Task requirements:
The records that follow must be repeated verbatim, every one of them.

Material for this task:

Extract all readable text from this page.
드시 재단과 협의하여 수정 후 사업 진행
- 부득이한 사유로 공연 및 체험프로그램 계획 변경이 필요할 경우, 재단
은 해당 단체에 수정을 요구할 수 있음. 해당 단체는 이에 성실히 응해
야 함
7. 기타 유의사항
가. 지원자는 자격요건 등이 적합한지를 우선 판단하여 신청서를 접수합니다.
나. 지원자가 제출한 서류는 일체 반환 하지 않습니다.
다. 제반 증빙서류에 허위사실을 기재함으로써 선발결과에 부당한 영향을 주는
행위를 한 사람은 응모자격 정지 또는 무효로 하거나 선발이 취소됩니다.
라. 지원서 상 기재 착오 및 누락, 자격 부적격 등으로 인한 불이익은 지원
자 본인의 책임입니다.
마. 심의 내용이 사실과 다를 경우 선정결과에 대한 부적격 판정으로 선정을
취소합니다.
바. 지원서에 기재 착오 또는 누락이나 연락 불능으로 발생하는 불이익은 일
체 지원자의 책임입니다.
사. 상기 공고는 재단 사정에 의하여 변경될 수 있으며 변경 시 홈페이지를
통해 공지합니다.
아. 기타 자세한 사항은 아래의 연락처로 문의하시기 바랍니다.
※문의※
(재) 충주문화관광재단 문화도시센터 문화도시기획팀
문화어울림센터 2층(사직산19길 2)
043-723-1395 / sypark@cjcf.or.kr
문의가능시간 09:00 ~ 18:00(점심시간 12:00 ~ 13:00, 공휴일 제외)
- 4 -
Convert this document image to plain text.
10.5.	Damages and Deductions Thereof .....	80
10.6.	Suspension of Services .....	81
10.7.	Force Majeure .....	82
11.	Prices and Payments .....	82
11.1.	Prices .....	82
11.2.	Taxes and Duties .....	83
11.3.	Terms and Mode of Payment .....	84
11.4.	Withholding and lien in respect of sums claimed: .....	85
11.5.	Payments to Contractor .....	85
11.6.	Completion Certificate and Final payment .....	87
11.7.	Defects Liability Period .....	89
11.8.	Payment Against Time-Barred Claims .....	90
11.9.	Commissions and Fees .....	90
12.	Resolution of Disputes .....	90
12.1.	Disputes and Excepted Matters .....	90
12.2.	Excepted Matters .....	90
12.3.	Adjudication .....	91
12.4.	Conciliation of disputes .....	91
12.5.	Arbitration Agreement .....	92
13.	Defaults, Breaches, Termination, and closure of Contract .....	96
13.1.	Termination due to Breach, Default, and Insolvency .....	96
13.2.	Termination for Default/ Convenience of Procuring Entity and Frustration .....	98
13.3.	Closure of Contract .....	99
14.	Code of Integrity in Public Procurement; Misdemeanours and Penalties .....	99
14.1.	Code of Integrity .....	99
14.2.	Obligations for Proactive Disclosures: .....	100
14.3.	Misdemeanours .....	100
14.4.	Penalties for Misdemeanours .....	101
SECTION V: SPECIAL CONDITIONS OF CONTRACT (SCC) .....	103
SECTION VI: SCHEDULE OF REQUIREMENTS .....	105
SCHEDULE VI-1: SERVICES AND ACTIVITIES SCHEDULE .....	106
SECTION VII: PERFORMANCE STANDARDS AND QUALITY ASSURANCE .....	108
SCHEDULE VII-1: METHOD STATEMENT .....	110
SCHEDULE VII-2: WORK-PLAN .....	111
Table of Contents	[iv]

Solution for this exercise:
Extract all readable text from this page.
드시 재단과 협의하여 수정 후 사업 진행
- 부득이한 사유로 공연 및 체험프로그램 계획 변경이 필요할 경우, 재단
은 해당 단체에 수정을 요구할 수 있음. 해당 단체는 이에 성실히 응해
야 함
7. 기타 유의사항
가. 지원자는 자격요건 등이 적합한지를 우선 판단하여 신청서를 접수합니다.
나. 지원자가 제출한 서류는 일체 반환 하지 않습니다.
다. 제반 증빙서류에 허위사실을 기재함으로써 선발결과에 부당한 영향을 주는
행위를 한 사람은 응모자격 정지 또는 무효로 하거나 선발이 취소됩니다.
라. 지원서 상 기재 착오 및 누락, 자격 부적격 등으로 인한 불이익은 지원
자 본인의 책임입니다.
마. 심의 내용이 사실과 다를 경우 선정결과에 대한 부적격 판정으로 선정을
취소합니다.
바. 지원서에 기재 착오 또는 누락이나 연락 불능으로 발생하는 불이익은 일
체 지원자의 책임입니다.
사. 상기 공고는 재단 사정에 의하여 변경될 수 있으며 변경 시 홈페이지를
통해 공지합니다.
아. 기타 자세한 사항은 아래의 연락처로 문의하시기 바랍니다.
※문의※
(재) 충주문화관광재단 문화도시센터 문화도시기획팀
문화어울림센터 2층(사직산19길 2)
043-723-1395 / sypark@cjcf.or.kr
문의가능시간 09:00 ~ 18:00(점심시간 12:00 ~ 13:00, 공휴일 제외)
- 4 -
Convert this document image to plain text.
10.5.	Damages and Deductions Thereof .....	80
10.6.	Suspension of Services .....	81
10.7.	Force Majeure .....	82
11.	Prices and Payments .....	82
11.1.	Prices .....	82
11.2.	Taxes and Duties .....	83
11.3.	Terms and Mode of Payment .....	84
11.4.	Withholding and lien in respect of sums claimed: .....	85
11.5.	Payments to Contractor .....	85
11.6.	Completion Certificate and Final payment .....	87
11.7.	Defects Liability Period .....	89
11.8.	Payment Against Time-Barred Claims .....	90
11.9.	Commissions and Fees .....	90
12.	Resolution of Disputes .....	90
12.1.	Disputes and Excepted Matters .....	90
12.2.	Excepted Matters .....	90
12.3.	Adjudication .....	91
12.4.	Conciliation of disputes .....	91
12.5.	Arbitration Agreement .....	92
13.	Defaults, Breaches, Termination, and closure of Contract .....	96
13.1.	Termination due to Breach, Default, and Insolvency .....	96
13.2.	Termination for Default/ Convenience of Procuring Entity and Frustration .....	98
13.3.	Closure of Contract .....	99
14.	Code of Integrity in Public Procurement; Misdemeanours and Penalties .....	99
14.1.	Code of Integrity .....	99
14.2.	Obligations for Proactive Disclosures: .....	100
14.3.	Misdemeanours .....	100
14.4.	Penalties for Misdemeanours .....	101
SECTION V: SPECIAL CONDITIONS OF CONTRACT (SCC) .....	103
SECTION VI: SCHEDULE OF REQUIREMENTS .....	105
SCHEDULE VI-1: SERVICES AND ACTIVITIES SCHEDULE .....	106
SECTION VII: PERFORMANCE STANDARDS AND QUALITY ASSURANCE .....	108
SCHEDULE VII-1: METHOD STATEMENT .....	110
SCHEDULE VII-2: WORK-PLAN .....	111
Table of Contents	[iv]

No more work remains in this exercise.